BRIEF »
Wherever the word "this" shows up in a line, please copy that line.

begin EXTRACTED ENTRIES

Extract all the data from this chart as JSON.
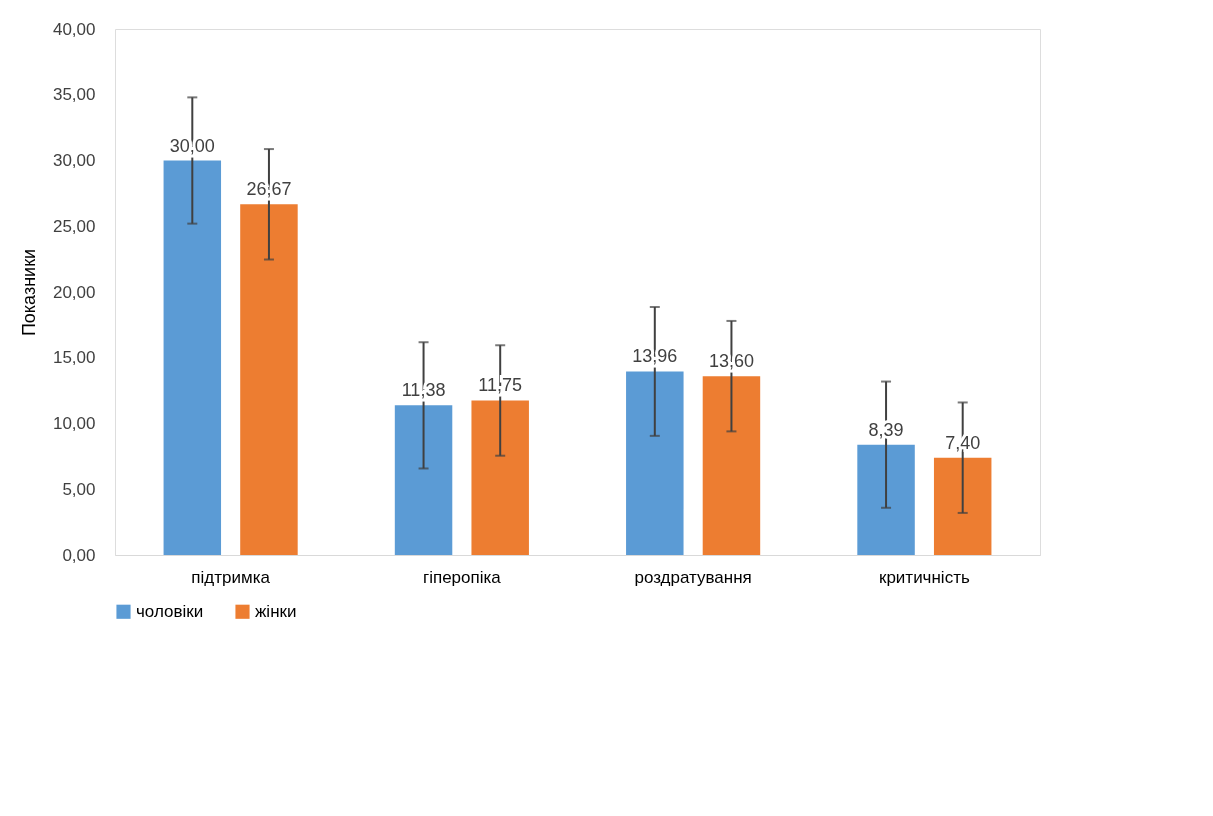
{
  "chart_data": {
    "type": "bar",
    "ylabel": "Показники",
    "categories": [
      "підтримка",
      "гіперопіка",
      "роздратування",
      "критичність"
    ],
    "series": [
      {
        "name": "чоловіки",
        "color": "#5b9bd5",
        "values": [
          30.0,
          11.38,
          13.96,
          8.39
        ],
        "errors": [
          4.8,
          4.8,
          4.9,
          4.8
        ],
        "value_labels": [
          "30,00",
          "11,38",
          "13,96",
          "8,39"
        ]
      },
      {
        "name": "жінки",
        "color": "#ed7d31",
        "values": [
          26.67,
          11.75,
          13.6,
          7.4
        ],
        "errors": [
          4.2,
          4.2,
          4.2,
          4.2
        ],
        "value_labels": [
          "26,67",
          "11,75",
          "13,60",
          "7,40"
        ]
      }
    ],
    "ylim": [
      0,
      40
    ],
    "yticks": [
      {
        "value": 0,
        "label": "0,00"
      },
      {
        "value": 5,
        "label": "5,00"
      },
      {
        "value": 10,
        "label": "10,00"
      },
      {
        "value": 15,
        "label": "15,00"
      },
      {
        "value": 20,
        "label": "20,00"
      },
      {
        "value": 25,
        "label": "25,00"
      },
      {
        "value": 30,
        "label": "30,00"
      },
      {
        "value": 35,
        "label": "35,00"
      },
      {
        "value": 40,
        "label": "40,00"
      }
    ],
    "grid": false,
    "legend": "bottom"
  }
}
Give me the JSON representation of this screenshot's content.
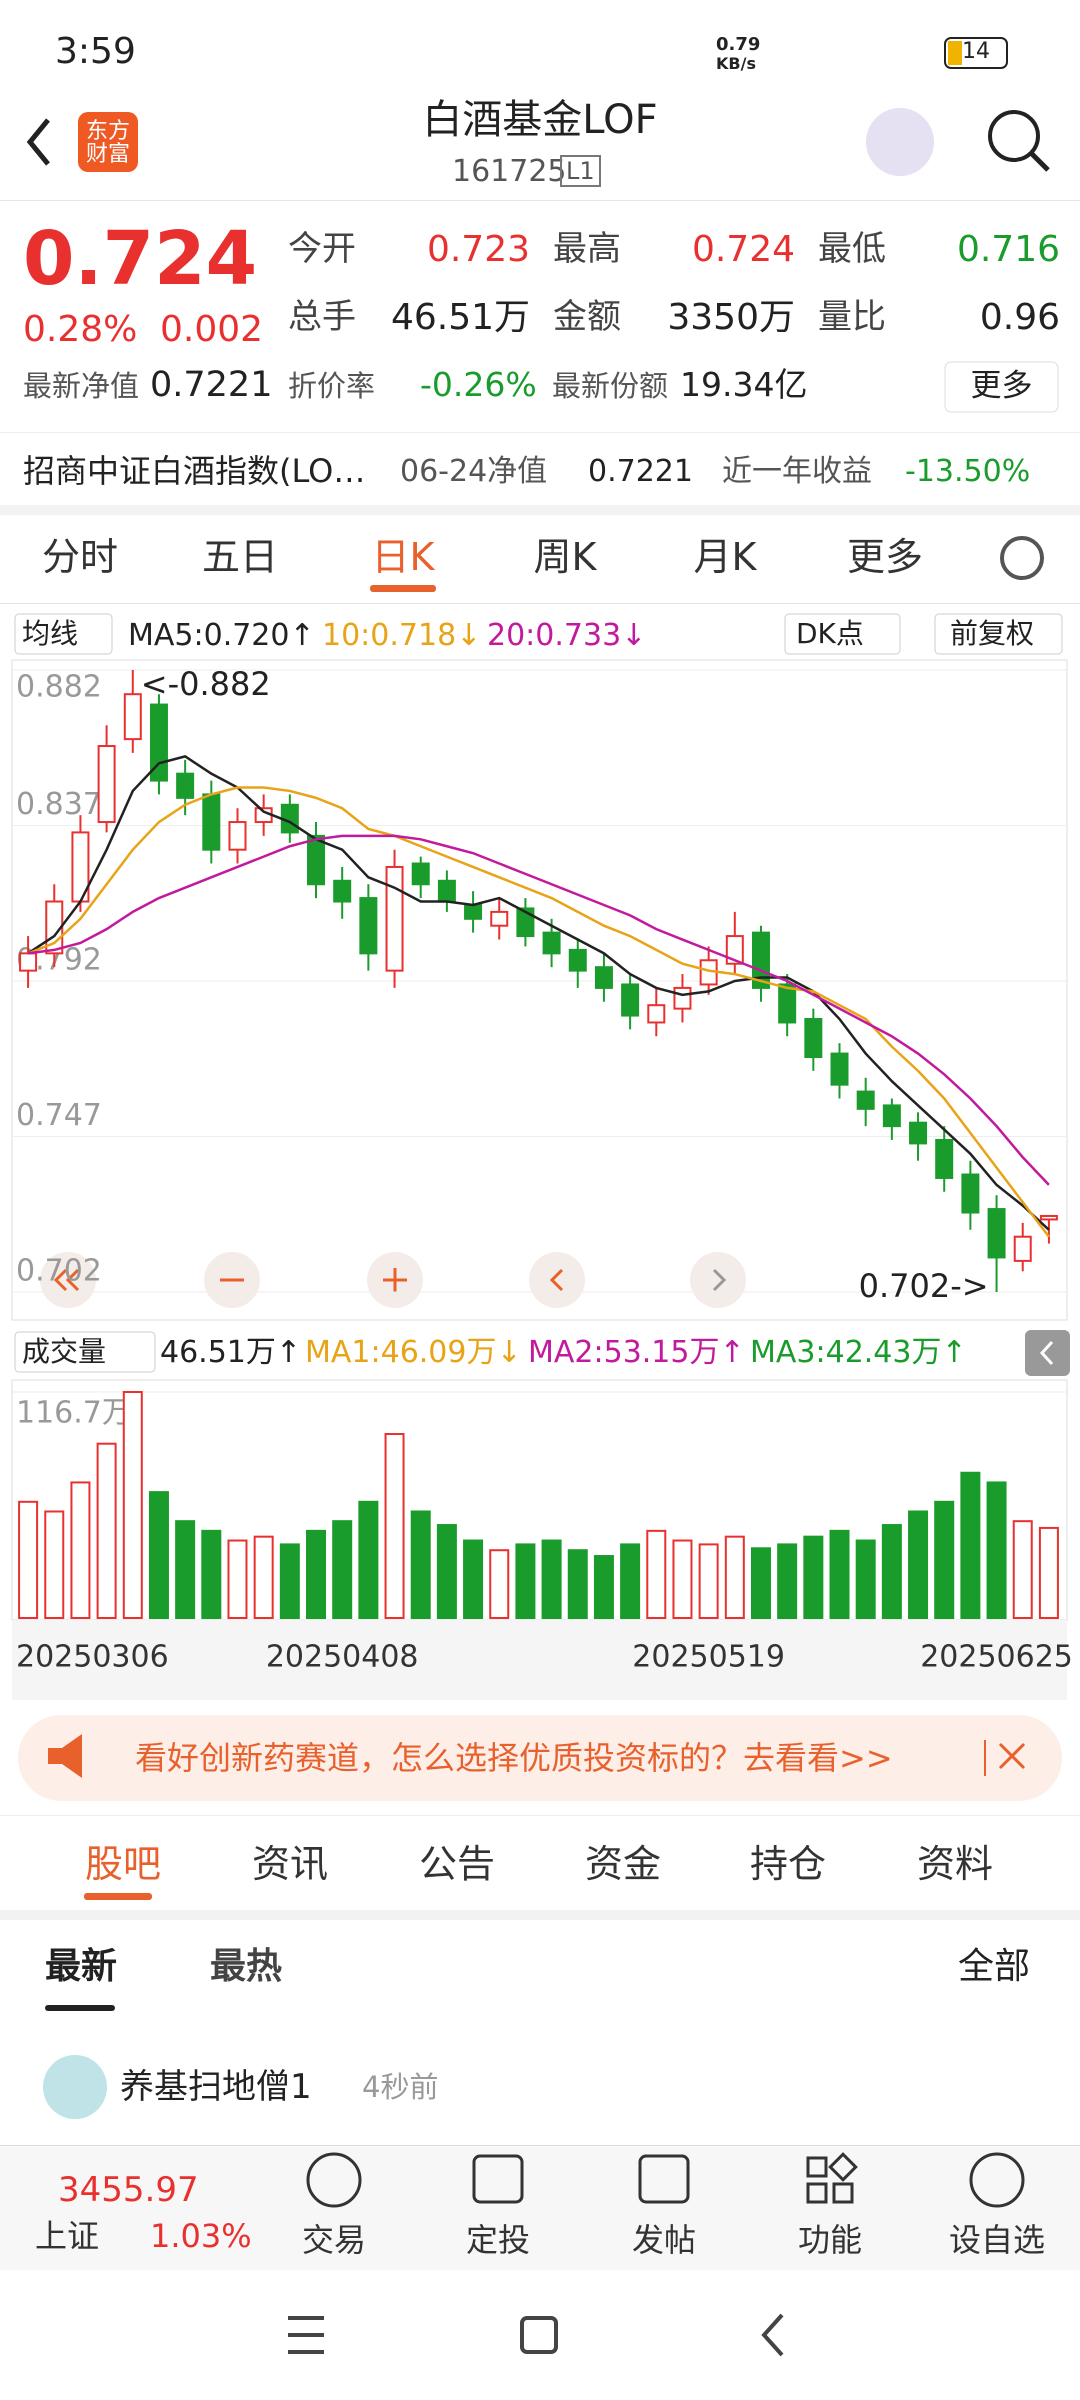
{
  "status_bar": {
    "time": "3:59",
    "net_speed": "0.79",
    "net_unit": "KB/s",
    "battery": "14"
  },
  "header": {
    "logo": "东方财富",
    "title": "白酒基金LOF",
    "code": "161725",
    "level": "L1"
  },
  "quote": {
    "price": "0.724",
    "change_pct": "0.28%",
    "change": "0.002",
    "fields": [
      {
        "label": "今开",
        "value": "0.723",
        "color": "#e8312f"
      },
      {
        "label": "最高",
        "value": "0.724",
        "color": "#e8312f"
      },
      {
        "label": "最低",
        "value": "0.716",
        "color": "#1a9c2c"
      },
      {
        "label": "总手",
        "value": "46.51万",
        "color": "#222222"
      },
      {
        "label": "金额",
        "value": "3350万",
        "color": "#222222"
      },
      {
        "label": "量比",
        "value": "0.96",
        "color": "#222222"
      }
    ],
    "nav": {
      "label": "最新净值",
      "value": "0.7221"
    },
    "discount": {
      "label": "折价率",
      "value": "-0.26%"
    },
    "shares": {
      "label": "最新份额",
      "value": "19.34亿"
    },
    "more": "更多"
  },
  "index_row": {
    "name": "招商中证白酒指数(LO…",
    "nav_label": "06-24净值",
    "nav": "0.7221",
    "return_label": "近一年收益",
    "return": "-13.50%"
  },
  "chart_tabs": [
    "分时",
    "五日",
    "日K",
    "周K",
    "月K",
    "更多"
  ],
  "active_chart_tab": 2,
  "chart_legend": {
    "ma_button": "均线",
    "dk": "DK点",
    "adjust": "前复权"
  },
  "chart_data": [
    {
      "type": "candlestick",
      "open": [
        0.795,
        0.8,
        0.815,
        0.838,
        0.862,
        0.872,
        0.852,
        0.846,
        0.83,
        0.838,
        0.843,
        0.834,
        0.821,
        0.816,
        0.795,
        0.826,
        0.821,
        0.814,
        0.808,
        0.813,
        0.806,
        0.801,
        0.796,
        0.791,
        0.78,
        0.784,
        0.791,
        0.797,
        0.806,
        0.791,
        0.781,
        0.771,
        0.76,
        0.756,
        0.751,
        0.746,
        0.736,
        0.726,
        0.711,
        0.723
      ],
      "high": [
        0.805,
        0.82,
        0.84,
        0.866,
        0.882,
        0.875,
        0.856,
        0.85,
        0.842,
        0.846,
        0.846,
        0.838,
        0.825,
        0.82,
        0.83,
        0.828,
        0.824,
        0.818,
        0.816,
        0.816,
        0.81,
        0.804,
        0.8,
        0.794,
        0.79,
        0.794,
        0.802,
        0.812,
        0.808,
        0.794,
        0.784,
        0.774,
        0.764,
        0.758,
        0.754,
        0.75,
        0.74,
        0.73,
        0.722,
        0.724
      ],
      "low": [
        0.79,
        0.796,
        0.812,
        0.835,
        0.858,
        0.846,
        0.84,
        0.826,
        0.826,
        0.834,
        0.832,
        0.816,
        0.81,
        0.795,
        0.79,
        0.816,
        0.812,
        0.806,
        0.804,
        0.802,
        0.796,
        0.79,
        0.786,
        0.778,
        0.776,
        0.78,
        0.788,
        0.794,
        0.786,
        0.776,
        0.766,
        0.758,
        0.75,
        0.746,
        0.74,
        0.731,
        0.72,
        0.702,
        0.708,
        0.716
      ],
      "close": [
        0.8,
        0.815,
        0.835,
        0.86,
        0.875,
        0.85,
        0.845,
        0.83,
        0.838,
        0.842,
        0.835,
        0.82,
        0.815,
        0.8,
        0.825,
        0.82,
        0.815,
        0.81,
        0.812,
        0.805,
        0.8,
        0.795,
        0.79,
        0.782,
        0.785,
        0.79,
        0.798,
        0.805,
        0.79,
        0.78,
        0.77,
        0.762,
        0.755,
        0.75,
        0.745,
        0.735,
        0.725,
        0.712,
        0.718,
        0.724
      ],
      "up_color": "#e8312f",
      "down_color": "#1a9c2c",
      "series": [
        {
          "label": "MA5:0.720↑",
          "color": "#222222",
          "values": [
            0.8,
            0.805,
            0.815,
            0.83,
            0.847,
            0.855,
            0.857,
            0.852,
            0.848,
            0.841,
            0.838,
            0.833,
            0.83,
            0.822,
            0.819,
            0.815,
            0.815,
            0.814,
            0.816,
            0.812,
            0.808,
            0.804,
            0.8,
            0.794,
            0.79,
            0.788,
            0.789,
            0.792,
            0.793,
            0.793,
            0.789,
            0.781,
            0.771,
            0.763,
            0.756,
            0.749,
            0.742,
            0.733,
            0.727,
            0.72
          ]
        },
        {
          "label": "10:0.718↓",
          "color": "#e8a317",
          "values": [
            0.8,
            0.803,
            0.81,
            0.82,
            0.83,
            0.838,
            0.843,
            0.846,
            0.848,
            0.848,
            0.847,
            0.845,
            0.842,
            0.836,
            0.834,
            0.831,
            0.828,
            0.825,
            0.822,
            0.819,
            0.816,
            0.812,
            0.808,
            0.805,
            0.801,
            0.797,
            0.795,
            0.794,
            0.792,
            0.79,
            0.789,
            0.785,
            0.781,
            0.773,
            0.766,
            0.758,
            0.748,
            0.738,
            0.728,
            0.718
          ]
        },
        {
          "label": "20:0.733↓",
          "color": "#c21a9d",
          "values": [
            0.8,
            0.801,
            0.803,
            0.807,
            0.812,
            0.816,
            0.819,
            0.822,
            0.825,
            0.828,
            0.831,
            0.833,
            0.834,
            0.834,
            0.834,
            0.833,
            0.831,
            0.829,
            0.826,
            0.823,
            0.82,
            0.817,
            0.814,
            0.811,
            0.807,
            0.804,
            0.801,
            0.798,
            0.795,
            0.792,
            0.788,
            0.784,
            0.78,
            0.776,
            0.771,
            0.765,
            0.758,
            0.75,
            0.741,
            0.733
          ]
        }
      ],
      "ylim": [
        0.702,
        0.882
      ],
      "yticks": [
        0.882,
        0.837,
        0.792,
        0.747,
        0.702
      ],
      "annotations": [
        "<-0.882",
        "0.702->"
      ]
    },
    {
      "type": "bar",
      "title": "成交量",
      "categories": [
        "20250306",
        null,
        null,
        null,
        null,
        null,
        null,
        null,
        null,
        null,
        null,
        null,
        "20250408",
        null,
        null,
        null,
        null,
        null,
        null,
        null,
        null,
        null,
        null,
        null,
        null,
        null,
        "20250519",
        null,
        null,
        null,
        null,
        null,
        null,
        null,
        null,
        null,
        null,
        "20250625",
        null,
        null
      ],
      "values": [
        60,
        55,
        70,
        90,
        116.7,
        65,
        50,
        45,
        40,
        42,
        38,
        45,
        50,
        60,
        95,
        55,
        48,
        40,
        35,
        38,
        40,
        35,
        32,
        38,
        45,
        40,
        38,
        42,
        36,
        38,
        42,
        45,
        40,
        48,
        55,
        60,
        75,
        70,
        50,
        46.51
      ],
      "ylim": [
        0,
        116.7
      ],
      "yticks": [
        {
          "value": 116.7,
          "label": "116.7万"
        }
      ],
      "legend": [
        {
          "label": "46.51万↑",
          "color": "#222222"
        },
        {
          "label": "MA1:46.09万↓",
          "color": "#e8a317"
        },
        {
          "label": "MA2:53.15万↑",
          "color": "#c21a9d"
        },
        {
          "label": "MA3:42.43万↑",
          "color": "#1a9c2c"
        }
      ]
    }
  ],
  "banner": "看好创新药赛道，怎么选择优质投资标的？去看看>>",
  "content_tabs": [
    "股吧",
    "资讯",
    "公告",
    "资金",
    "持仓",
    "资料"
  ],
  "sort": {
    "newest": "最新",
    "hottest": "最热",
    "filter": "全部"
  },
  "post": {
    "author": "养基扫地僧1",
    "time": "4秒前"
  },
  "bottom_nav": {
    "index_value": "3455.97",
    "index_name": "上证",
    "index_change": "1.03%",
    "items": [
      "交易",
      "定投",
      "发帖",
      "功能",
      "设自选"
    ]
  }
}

end EXTRACTED ENTRIES

RIGHT ANSWER »
Extract all the data from this chart as JSON.
Give me the JSON representation of this screenshot's content.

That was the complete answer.